═════ SUPPLIED PASSAGE

Skip to main content
test_already_extracted.py provides an interactive command-line interface for classifying videos. It supports dataset videos (via pre-extracted features), external video URLs, and local video files outside the dataset.

Running the script

python test_already_extracted.py
The script starts in interactive mode and displays the full list of available test videos grouped by category.

Interactive mode

After listing available videos, the script prompts:
Enter video number or filename (or 'test' to run accuracy test, or paste a URL/local path):
You can respond in one of four ways:
InputBehavior
A number (e.g. 42)Selects the video at that position in the displayed list
A filename (e.g. video_001.mp4)Looks up the video by name in the feature index
A URL or local pathDownloads/reads the video and extracts features on the fly
testRuns a batch accuracy test on a random sample
Quotes around filenames are stripped automatically, so pasting 'video_001.mp4' or "video_001.mp4" both work.

══════════
═════ RAW DATA

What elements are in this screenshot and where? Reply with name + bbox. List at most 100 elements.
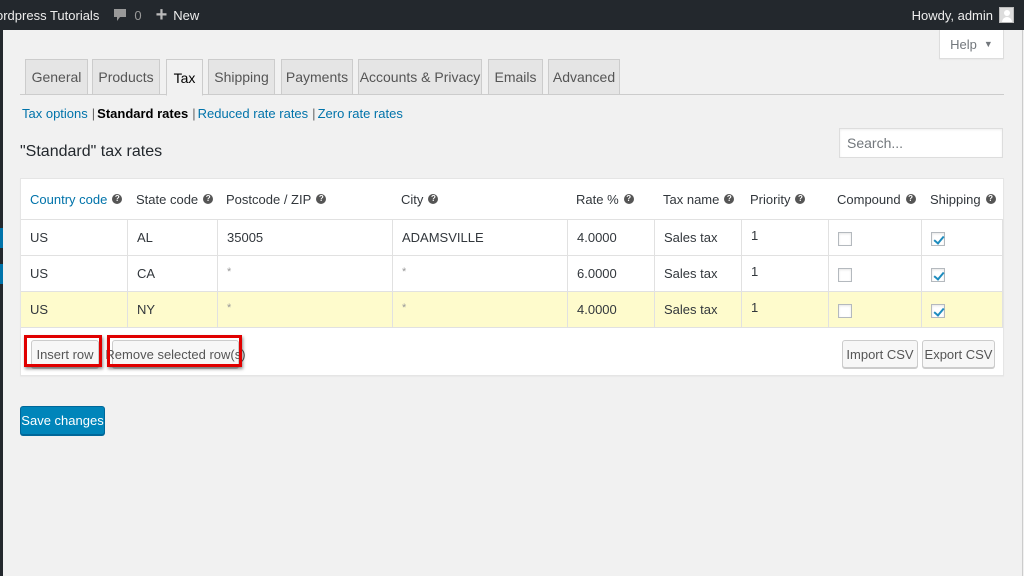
column-label: Priority (750, 191, 791, 207)
tab-shipping[interactable]: Shipping (208, 59, 275, 95)
insert-row-button[interactable]: Insert row (31, 340, 99, 368)
window-edge (1022, 30, 1023, 576)
search-input[interactable] (839, 128, 1003, 158)
avatar-icon (999, 7, 1014, 23)
cell-postcode[interactable]: * (218, 292, 393, 327)
cell-priority[interactable]: 1 (742, 292, 829, 327)
shipping-checkbox[interactable] (931, 232, 945, 246)
help-tip-icon[interactable]: ? (112, 194, 123, 204)
column-header-state-code: State code? (136, 179, 214, 219)
cell-country-code[interactable]: US (21, 292, 128, 327)
cell-shipping[interactable] (922, 292, 1003, 327)
sidebar-accent (0, 228, 3, 248)
column-label: Tax name (663, 191, 720, 207)
tab-products[interactable]: Products (92, 59, 160, 95)
save-changes-button[interactable]: Save changes (20, 406, 105, 435)
tab-advanced[interactable]: Advanced (548, 59, 620, 95)
cell-compound[interactable] (829, 256, 922, 291)
tab-payments[interactable]: Payments (281, 59, 353, 95)
cell-compound[interactable] (829, 292, 922, 327)
new-content-link[interactable]: + New (156, 5, 200, 25)
cell-postcode[interactable]: * (218, 256, 393, 291)
cell-city[interactable]: ADAMSVILLE (393, 220, 568, 255)
help-button[interactable]: Help ▼ (939, 30, 1004, 59)
column-header-postcode: Postcode / ZIP? (226, 179, 327, 219)
tab-tax[interactable]: Tax (166, 59, 203, 96)
column-label: Rate % (576, 191, 619, 207)
cell-shipping[interactable] (922, 220, 1003, 255)
tab-accounts-privacy[interactable]: Accounts & Privacy (358, 59, 482, 95)
shipping-checkbox[interactable] (931, 304, 945, 318)
column-label: City (401, 191, 424, 207)
cell-rate[interactable]: 6.0000 (568, 256, 655, 291)
cell-tax-name[interactable]: Sales tax (655, 220, 742, 255)
cell-country-code[interactable]: US (21, 220, 128, 255)
shipping-checkbox[interactable] (931, 268, 945, 282)
cell-city[interactable]: * (393, 292, 568, 327)
new-label: New (173, 7, 200, 23)
remove-selected-rows-button[interactable]: Remove selected row(s) (105, 340, 246, 368)
cell-city[interactable]: * (393, 256, 568, 291)
cell-compound[interactable] (829, 220, 922, 255)
tax-subnav: Tax options | Standard rates | Reduced r… (22, 106, 403, 121)
column-label: Country code (30, 191, 108, 207)
help-tip-icon[interactable]: ? (316, 194, 327, 204)
caret-down-icon: ▼ (983, 39, 993, 49)
compound-checkbox[interactable] (838, 232, 852, 246)
table-row[interactable]: US NY * * 4.0000 Sales tax 1 (21, 292, 1003, 328)
help-tip-icon[interactable]: ? (203, 194, 214, 204)
cell-tax-name[interactable]: Sales tax (655, 256, 742, 291)
subnav-standard-rates[interactable]: Standard rates (97, 106, 188, 121)
plus-icon: + (155, 4, 168, 26)
tab-general[interactable]: General (25, 59, 88, 95)
column-header-city: City? (401, 179, 439, 219)
page-title: "Standard" tax rates (20, 143, 163, 160)
cell-priority[interactable]: 1 (742, 220, 829, 255)
export-csv-button[interactable]: Export CSV (922, 340, 995, 368)
table-row[interactable]: US AL 35005 ADAMSVILLE 4.0000 Sales tax 1 (21, 220, 1003, 256)
column-header-compound: Compound? (837, 179, 916, 219)
account-menu[interactable]: Howdy, admin (912, 0, 1014, 30)
help-tip-icon[interactable]: ? (428, 194, 439, 204)
sidebar-accent (0, 264, 3, 284)
cell-priority[interactable]: 1 (742, 256, 829, 291)
cell-state-code[interactable]: CA (128, 256, 218, 291)
import-csv-button[interactable]: Import CSV (842, 340, 918, 368)
admin-bar: ordpress Tutorials 0 + New Howdy, admin (0, 0, 1024, 30)
tab-emails[interactable]: Emails (488, 59, 543, 95)
help-tip-icon[interactable]: ? (905, 194, 916, 204)
site-name-link[interactable]: ordpress Tutorials (0, 8, 99, 23)
comments-link[interactable]: 0 (113, 7, 142, 23)
column-header-tax-name: Tax name? (663, 179, 735, 219)
subnav-reduced-rate-rates[interactable]: Reduced rate rates (198, 106, 309, 121)
table-footer: Insert row Remove selected row(s) Import… (21, 328, 1003, 375)
cell-state-code[interactable]: AL (128, 220, 218, 255)
cell-tax-name[interactable]: Sales tax (655, 292, 742, 327)
help-tip-icon[interactable]: ? (724, 194, 735, 204)
cell-rate[interactable]: 4.0000 (568, 292, 655, 327)
column-header-country-code[interactable]: Country code? (30, 179, 123, 219)
cell-country-code[interactable]: US (21, 256, 128, 291)
cell-shipping[interactable] (922, 256, 1003, 291)
column-header-rate: Rate %? (576, 179, 634, 219)
howdy-label: Howdy, admin (911, 7, 993, 23)
subnav-separator: | (312, 106, 316, 121)
table-header: Country code? State code? Postcode / ZIP… (21, 179, 1003, 220)
cell-postcode[interactable]: 35005 (218, 220, 393, 255)
help-label: Help (950, 36, 977, 52)
column-header-shipping: Shipping? (930, 179, 996, 219)
comments-count: 0 (134, 7, 142, 23)
cell-rate[interactable]: 4.0000 (568, 220, 655, 255)
table-row[interactable]: US CA * * 6.0000 Sales tax 1 (21, 256, 1003, 292)
compound-checkbox[interactable] (838, 304, 852, 318)
compound-checkbox[interactable] (838, 268, 852, 282)
help-tip-icon[interactable]: ? (985, 194, 996, 204)
subnav-separator: | (91, 106, 96, 121)
help-tip-icon[interactable]: ? (623, 194, 634, 204)
column-label: Compound (837, 191, 901, 207)
subnav-zero-rate-rates[interactable]: Zero rate rates (318, 106, 403, 121)
column-label: State code (136, 191, 199, 207)
cell-state-code[interactable]: NY (128, 292, 218, 327)
subnav-tax-options[interactable]: Tax options (22, 106, 88, 121)
help-tip-icon[interactable]: ? (795, 194, 806, 204)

══════════

● **EXERCISE GOAL**:
Can you write the next part of the documentation for the video-classification script test_already_extracted.py, picking up after the note that quotes around filenames are stripped automatically?

● **EXPECTED ANSWER**:
SingleVideoFeatureLoader

SingleVideoFeatureLoader manages reading pre-extracted features from the HDF5 file and building the filename-to-index mapping from processed_data.pt files.

Initialization

from test_already_extracted import SingleVideoFeatureLoader

loader = SingleVideoFeatureLoader(
    features_dir="/path/to/features_enhanced",
    processed_test_dir="/path/to/data/processed/test"
)
Parameters
features_dir
string
required
Path to the directory containing the HDF5 features file. The loader looks for any file matching test_features*.h5 inside this directory.
processed_test_dir
string
required
Path to data/processed/test. The loader iterates category and subcategory subdirectories in sorted order to map video filenames to their position in the .h5 file.
During initialization the loader:
  1. Finds test_features*.h5 in features_dir (exits if not found).
  2. Reads category_mapping from the file’s HDF5 attributes.
  3. Calls _build_video_index() to scan processed_data.pt files and construct video_index: dict[str, (int, int, str)] — mapping video filename to (h5_index, label, category_name).

list_available_videos()

all_videos, videos_by_category = loader.list_available_videos()
Returns
  • all_videos — flat list of all video filenames in sorted-category order.
  • videos_by_categorydict[str, list[str]] mapping category name to sorted video filenames.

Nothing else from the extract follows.